-- start of AVAILABLE RECORDS --

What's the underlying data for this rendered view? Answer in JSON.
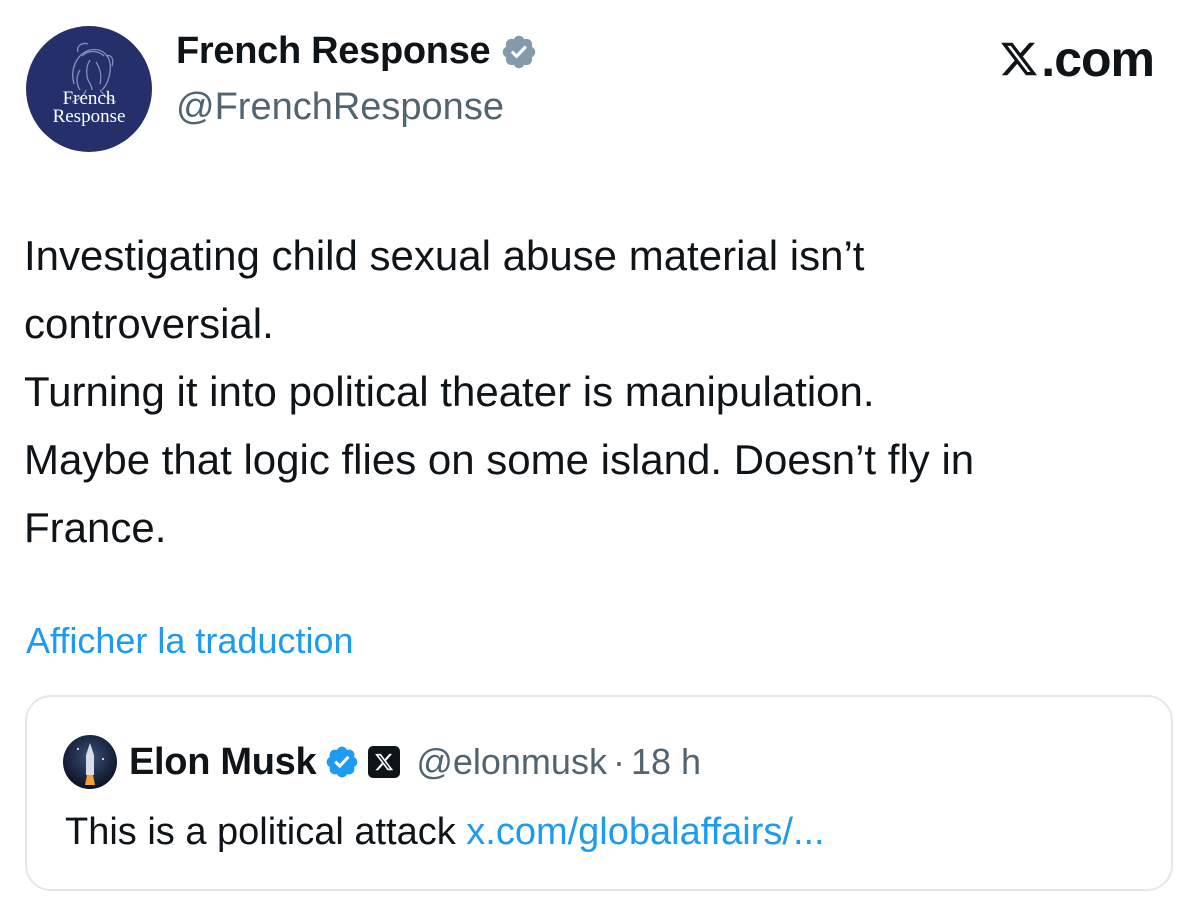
{
  "author": {
    "avatar_text_line1": "French",
    "avatar_text_line2": "Response",
    "display_name": "French Response",
    "handle": "@FrenchResponse",
    "verified_badge": "grey-verified-icon"
  },
  "brand": {
    "label": ".com",
    "icon": "x-logo-icon"
  },
  "tweet": {
    "lines": [
      "Investigating child sexual abuse material isn’t",
      "controversial.",
      "Turning it into political theater is manipulation.",
      "Maybe that logic flies on some island. Doesn’t fly in",
      "France."
    ],
    "translate_label": "Afficher la traduction"
  },
  "quoted": {
    "display_name": "Elon Musk",
    "handle": "@elonmusk",
    "separator": "·",
    "time": "18 h",
    "text": "This is a political attack ",
    "link": "x.com/globalaffairs/..."
  },
  "colors": {
    "link": "#1d9bf0",
    "secondary_text": "#536471",
    "avatar_bg": "#25306b",
    "verified_grey": "#829aab",
    "verified_blue": "#1d9bf0",
    "border": "#e5e7ea"
  }
}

-- end of AVAILABLE RECORDS --

# EXERCISE DETAILS
Write out all the entries exactly, except for the pictures.

# WRITTEN SOLUTION
What's the underlying data for this rendered view? Answer in JSON.
{
  "author": {
    "avatar_text_line1": "French",
    "avatar_text_line2": "Response",
    "display_name": "French Response",
    "handle": "@FrenchResponse",
    "verified_badge": "grey-verified-icon"
  },
  "brand": {
    "label": ".com",
    "icon": "x-logo-icon"
  },
  "tweet": {
    "lines": [
      "Investigating child sexual abuse material isn’t",
      "controversial.",
      "Turning it into political theater is manipulation.",
      "Maybe that logic flies on some island. Doesn’t fly in",
      "France."
    ],
    "translate_label": "Afficher la traduction"
  },
  "quoted": {
    "display_name": "Elon Musk",
    "handle": "@elonmusk",
    "separator": "·",
    "time": "18 h",
    "text": "This is a political attack ",
    "link": "x.com/globalaffairs/..."
  },
  "colors": {
    "link": "#1d9bf0",
    "secondary_text": "#536471",
    "avatar_bg": "#25306b",
    "verified_grey": "#829aab",
    "verified_blue": "#1d9bf0",
    "border": "#e5e7ea"
  }
}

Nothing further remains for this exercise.